[Provided information]
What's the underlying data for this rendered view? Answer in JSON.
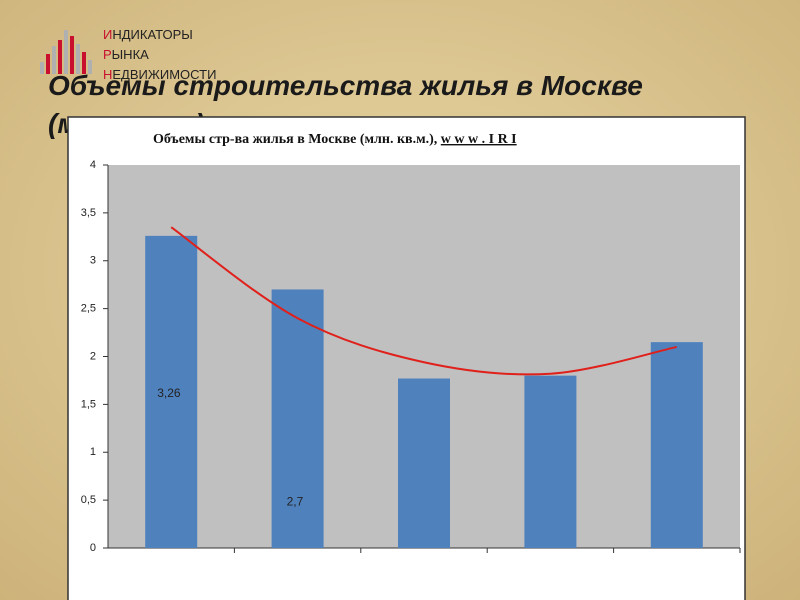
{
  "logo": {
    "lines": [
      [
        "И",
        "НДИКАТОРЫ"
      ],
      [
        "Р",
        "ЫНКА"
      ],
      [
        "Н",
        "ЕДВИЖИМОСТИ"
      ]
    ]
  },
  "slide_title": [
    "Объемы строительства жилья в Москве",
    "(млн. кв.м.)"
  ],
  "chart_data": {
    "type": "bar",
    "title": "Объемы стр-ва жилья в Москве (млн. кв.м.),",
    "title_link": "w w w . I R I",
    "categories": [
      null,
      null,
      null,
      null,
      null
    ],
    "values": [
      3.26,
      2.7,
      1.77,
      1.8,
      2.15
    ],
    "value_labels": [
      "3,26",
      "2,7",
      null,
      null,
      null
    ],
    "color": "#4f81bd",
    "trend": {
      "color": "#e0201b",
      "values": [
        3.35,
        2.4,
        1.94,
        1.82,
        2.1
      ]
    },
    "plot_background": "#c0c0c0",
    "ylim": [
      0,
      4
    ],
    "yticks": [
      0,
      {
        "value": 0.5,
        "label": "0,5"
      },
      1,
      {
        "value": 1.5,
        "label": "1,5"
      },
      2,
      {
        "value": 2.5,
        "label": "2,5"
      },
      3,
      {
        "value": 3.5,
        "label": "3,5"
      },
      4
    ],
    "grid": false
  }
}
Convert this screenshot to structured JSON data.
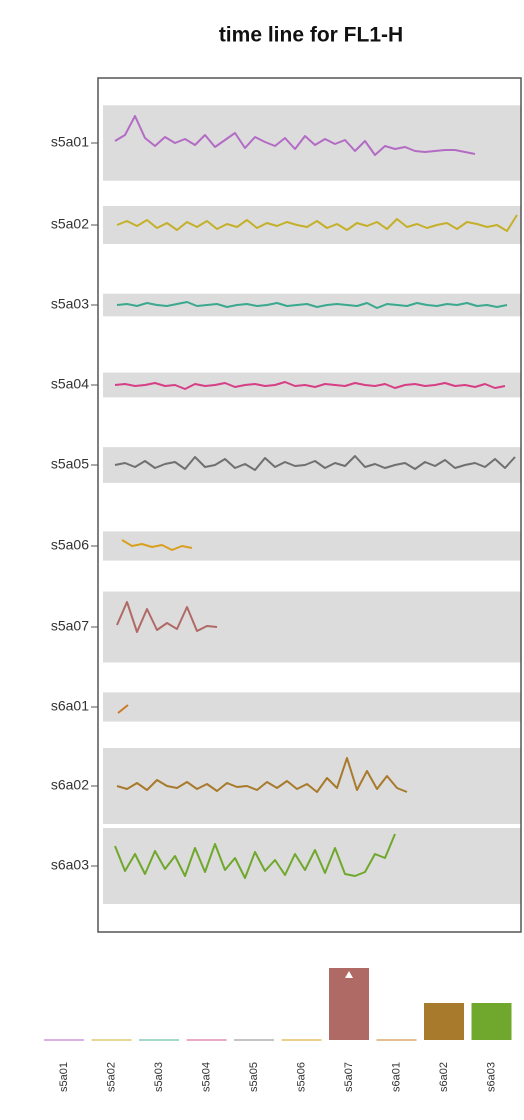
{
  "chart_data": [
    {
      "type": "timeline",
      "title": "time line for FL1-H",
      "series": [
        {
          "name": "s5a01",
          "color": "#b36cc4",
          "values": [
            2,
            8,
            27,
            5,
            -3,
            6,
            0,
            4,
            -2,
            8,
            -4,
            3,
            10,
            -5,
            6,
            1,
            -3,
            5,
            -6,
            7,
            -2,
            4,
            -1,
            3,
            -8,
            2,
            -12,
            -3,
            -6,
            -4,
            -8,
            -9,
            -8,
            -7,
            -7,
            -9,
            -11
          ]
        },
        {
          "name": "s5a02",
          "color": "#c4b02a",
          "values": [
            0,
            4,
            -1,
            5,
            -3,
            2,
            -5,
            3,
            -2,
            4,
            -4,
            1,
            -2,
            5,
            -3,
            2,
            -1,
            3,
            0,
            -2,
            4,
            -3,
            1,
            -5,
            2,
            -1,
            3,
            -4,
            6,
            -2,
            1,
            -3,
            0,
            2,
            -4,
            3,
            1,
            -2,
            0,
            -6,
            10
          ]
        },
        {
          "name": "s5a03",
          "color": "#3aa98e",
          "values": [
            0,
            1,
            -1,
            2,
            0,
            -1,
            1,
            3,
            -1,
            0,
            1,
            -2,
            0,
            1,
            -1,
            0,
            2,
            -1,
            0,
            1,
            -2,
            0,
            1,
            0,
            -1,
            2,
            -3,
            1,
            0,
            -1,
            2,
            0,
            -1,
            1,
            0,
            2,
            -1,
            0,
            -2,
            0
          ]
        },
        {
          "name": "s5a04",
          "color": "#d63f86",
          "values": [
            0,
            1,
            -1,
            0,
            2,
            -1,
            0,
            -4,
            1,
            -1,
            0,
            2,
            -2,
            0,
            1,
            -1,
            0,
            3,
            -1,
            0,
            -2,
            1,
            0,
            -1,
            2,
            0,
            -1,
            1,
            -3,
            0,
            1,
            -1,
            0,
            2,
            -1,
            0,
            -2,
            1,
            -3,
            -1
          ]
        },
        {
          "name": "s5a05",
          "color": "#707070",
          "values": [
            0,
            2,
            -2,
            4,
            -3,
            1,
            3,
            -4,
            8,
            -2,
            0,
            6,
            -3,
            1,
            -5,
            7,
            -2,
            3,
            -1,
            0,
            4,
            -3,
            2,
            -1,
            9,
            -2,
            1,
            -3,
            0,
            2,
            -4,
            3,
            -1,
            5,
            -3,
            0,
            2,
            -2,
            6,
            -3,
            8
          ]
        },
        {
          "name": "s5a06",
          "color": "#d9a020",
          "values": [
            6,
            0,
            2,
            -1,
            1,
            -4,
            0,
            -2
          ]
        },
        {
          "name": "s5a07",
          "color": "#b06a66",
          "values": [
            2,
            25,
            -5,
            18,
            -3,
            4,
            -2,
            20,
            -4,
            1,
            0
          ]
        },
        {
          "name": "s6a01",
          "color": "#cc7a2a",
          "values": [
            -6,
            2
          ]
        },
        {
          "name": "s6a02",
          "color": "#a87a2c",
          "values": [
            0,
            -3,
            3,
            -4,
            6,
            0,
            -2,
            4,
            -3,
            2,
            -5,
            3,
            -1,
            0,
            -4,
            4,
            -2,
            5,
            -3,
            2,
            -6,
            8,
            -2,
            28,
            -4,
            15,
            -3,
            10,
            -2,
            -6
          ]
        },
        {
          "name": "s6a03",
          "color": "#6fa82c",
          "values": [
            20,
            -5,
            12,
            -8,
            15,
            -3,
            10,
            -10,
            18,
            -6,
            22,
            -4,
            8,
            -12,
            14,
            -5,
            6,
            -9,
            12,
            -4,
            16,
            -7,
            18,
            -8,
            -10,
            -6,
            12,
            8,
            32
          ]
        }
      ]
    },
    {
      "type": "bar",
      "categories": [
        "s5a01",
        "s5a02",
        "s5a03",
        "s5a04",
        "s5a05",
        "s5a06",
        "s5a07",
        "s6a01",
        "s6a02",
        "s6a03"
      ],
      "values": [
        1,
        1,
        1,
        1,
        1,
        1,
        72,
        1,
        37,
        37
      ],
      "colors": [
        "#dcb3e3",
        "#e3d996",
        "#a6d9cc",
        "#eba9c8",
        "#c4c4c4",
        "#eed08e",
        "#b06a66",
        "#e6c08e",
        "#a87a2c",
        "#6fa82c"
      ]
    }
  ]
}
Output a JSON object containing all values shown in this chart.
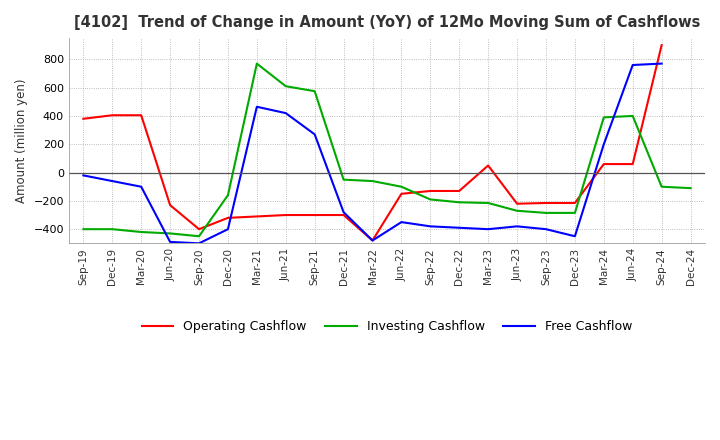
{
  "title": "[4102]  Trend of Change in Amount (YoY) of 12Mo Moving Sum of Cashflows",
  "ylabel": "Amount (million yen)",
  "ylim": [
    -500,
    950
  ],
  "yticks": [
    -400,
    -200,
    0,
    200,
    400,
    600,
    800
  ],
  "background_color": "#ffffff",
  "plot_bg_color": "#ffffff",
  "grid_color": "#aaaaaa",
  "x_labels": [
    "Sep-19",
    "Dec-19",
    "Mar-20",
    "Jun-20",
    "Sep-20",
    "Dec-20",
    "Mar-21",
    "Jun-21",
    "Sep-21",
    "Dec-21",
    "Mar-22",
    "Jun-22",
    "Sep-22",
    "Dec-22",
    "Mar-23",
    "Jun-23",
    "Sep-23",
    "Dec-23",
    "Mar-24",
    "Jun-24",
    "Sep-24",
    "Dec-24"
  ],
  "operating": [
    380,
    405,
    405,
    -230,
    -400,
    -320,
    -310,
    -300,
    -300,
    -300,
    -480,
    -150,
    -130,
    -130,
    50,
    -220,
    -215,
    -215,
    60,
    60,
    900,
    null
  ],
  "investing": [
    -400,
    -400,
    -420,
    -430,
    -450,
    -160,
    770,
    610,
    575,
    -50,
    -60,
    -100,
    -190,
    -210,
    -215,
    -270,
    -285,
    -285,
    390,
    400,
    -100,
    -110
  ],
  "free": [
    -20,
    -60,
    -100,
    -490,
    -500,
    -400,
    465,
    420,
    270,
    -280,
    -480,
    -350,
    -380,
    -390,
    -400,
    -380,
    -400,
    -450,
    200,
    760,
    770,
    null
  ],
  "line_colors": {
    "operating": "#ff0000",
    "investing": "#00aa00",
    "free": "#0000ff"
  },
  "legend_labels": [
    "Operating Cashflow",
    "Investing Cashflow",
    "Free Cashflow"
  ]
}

[Written instruction]
Every line should be retyped exactly, with the pictures omitted.

[Answer to the task]
What's the underlying data for this rendered view? Answer in JSON.
{
  "logo": {
    "lines": [
      [
        "И",
        "НДИКАТОРЫ"
      ],
      [
        "Р",
        "ЫНКА"
      ],
      [
        "Н",
        "ЕДВИЖИМОСТИ"
      ]
    ]
  },
  "slide_title": [
    "Объемы строительства жилья в Москве",
    "(млн. кв.м.)"
  ],
  "chart_data": {
    "type": "bar",
    "title": "Объемы стр-ва жилья в Москве (млн. кв.м.),",
    "title_link": "w w w . I R I",
    "categories": [
      null,
      null,
      null,
      null,
      null
    ],
    "values": [
      3.26,
      2.7,
      1.77,
      1.8,
      2.15
    ],
    "value_labels": [
      "3,26",
      "2,7",
      null,
      null,
      null
    ],
    "color": "#4f81bd",
    "trend": {
      "color": "#e0201b",
      "values": [
        3.35,
        2.4,
        1.94,
        1.82,
        2.1
      ]
    },
    "plot_background": "#c0c0c0",
    "ylim": [
      0,
      4
    ],
    "yticks": [
      0,
      {
        "value": 0.5,
        "label": "0,5"
      },
      1,
      {
        "value": 1.5,
        "label": "1,5"
      },
      2,
      {
        "value": 2.5,
        "label": "2,5"
      },
      3,
      {
        "value": 3.5,
        "label": "3,5"
      },
      4
    ],
    "grid": false
  }
}
Convert this screenshot to structured JSON data.
{
  "chart_data": [
    {
      "type": "timeline",
      "title": "time line for FL1-H",
      "series": [
        {
          "name": "s5a01",
          "color": "#b36cc4",
          "values": [
            2,
            8,
            27,
            5,
            -3,
            6,
            0,
            4,
            -2,
            8,
            -4,
            3,
            10,
            -5,
            6,
            1,
            -3,
            5,
            -6,
            7,
            -2,
            4,
            -1,
            3,
            -8,
            2,
            -12,
            -3,
            -6,
            -4,
            -8,
            -9,
            -8,
            -7,
            -7,
            -9,
            -11
          ]
        },
        {
          "name": "s5a02",
          "color": "#c4b02a",
          "values": [
            0,
            4,
            -1,
            5,
            -3,
            2,
            -5,
            3,
            -2,
            4,
            -4,
            1,
            -2,
            5,
            -3,
            2,
            -1,
            3,
            0,
            -2,
            4,
            -3,
            1,
            -5,
            2,
            -1,
            3,
            -4,
            6,
            -2,
            1,
            -3,
            0,
            2,
            -4,
            3,
            1,
            -2,
            0,
            -6,
            10
          ]
        },
        {
          "name": "s5a03",
          "color": "#3aa98e",
          "values": [
            0,
            1,
            -1,
            2,
            0,
            -1,
            1,
            3,
            -1,
            0,
            1,
            -2,
            0,
            1,
            -1,
            0,
            2,
            -1,
            0,
            1,
            -2,
            0,
            1,
            0,
            -1,
            2,
            -3,
            1,
            0,
            -1,
            2,
            0,
            -1,
            1,
            0,
            2,
            -1,
            0,
            -2,
            0
          ]
        },
        {
          "name": "s5a04",
          "color": "#d63f86",
          "values": [
            0,
            1,
            -1,
            0,
            2,
            -1,
            0,
            -4,
            1,
            -1,
            0,
            2,
            -2,
            0,
            1,
            -1,
            0,
            3,
            -1,
            0,
            -2,
            1,
            0,
            -1,
            2,
            0,
            -1,
            1,
            -3,
            0,
            1,
            -1,
            0,
            2,
            -1,
            0,
            -2,
            1,
            -3,
            -1
          ]
        },
        {
          "name": "s5a05",
          "color": "#707070",
          "values": [
            0,
            2,
            -2,
            4,
            -3,
            1,
            3,
            -4,
            8,
            -2,
            0,
            6,
            -3,
            1,
            -5,
            7,
            -2,
            3,
            -1,
            0,
            4,
            -3,
            2,
            -1,
            9,
            -2,
            1,
            -3,
            0,
            2,
            -4,
            3,
            -1,
            5,
            -3,
            0,
            2,
            -2,
            6,
            -3,
            8
          ]
        },
        {
          "name": "s5a06",
          "color": "#d9a020",
          "values": [
            6,
            0,
            2,
            -1,
            1,
            -4,
            0,
            -2
          ]
        },
        {
          "name": "s5a07",
          "color": "#b06a66",
          "values": [
            2,
            25,
            -5,
            18,
            -3,
            4,
            -2,
            20,
            -4,
            1,
            0
          ]
        },
        {
          "name": "s6a01",
          "color": "#cc7a2a",
          "values": [
            -6,
            2
          ]
        },
        {
          "name": "s6a02",
          "color": "#a87a2c",
          "values": [
            0,
            -3,
            3,
            -4,
            6,
            0,
            -2,
            4,
            -3,
            2,
            -5,
            3,
            -1,
            0,
            -4,
            4,
            -2,
            5,
            -3,
            2,
            -6,
            8,
            -2,
            28,
            -4,
            15,
            -3,
            10,
            -2,
            -6
          ]
        },
        {
          "name": "s6a03",
          "color": "#6fa82c",
          "values": [
            20,
            -5,
            12,
            -8,
            15,
            -3,
            10,
            -10,
            18,
            -6,
            22,
            -4,
            8,
            -12,
            14,
            -5,
            6,
            -9,
            12,
            -4,
            16,
            -7,
            18,
            -8,
            -10,
            -6,
            12,
            8,
            32
          ]
        }
      ]
    },
    {
      "type": "bar",
      "categories": [
        "s5a01",
        "s5a02",
        "s5a03",
        "s5a04",
        "s5a05",
        "s5a06",
        "s5a07",
        "s6a01",
        "s6a02",
        "s6a03"
      ],
      "values": [
        1,
        1,
        1,
        1,
        1,
        1,
        72,
        1,
        37,
        37
      ],
      "colors": [
        "#dcb3e3",
        "#e3d996",
        "#a6d9cc",
        "#eba9c8",
        "#c4c4c4",
        "#eed08e",
        "#b06a66",
        "#e6c08e",
        "#a87a2c",
        "#6fa82c"
      ]
    }
  ]
}
Output a JSON object containing all values shown in this chart.
{
  "title": "[4102]  Trend of Change in Amount (YoY) of 12Mo Moving Sum of Cashflows",
  "ylabel": "Amount (million yen)",
  "ylim": [
    -500,
    950
  ],
  "yticks": [
    -400,
    -200,
    0,
    200,
    400,
    600,
    800
  ],
  "background_color": "#ffffff",
  "plot_bg_color": "#ffffff",
  "grid_color": "#aaaaaa",
  "x_labels": [
    "Sep-19",
    "Dec-19",
    "Mar-20",
    "Jun-20",
    "Sep-20",
    "Dec-20",
    "Mar-21",
    "Jun-21",
    "Sep-21",
    "Dec-21",
    "Mar-22",
    "Jun-22",
    "Sep-22",
    "Dec-22",
    "Mar-23",
    "Jun-23",
    "Sep-23",
    "Dec-23",
    "Mar-24",
    "Jun-24",
    "Sep-24",
    "Dec-24"
  ],
  "operating": [
    380,
    405,
    405,
    -230,
    -400,
    -320,
    -310,
    -300,
    -300,
    -300,
    -480,
    -150,
    -130,
    -130,
    50,
    -220,
    -215,
    -215,
    60,
    60,
    900,
    null
  ],
  "investing": [
    -400,
    -400,
    -420,
    -430,
    -450,
    -160,
    770,
    610,
    575,
    -50,
    -60,
    -100,
    -190,
    -210,
    -215,
    -270,
    -285,
    -285,
    390,
    400,
    -100,
    -110
  ],
  "free": [
    -20,
    -60,
    -100,
    -490,
    -500,
    -400,
    465,
    420,
    270,
    -280,
    -480,
    -350,
    -380,
    -390,
    -400,
    -380,
    -400,
    -450,
    200,
    760,
    770,
    null
  ],
  "line_colors": {
    "operating": "#ff0000",
    "investing": "#00aa00",
    "free": "#0000ff"
  },
  "legend_labels": [
    "Operating Cashflow",
    "Investing Cashflow",
    "Free Cashflow"
  ]
}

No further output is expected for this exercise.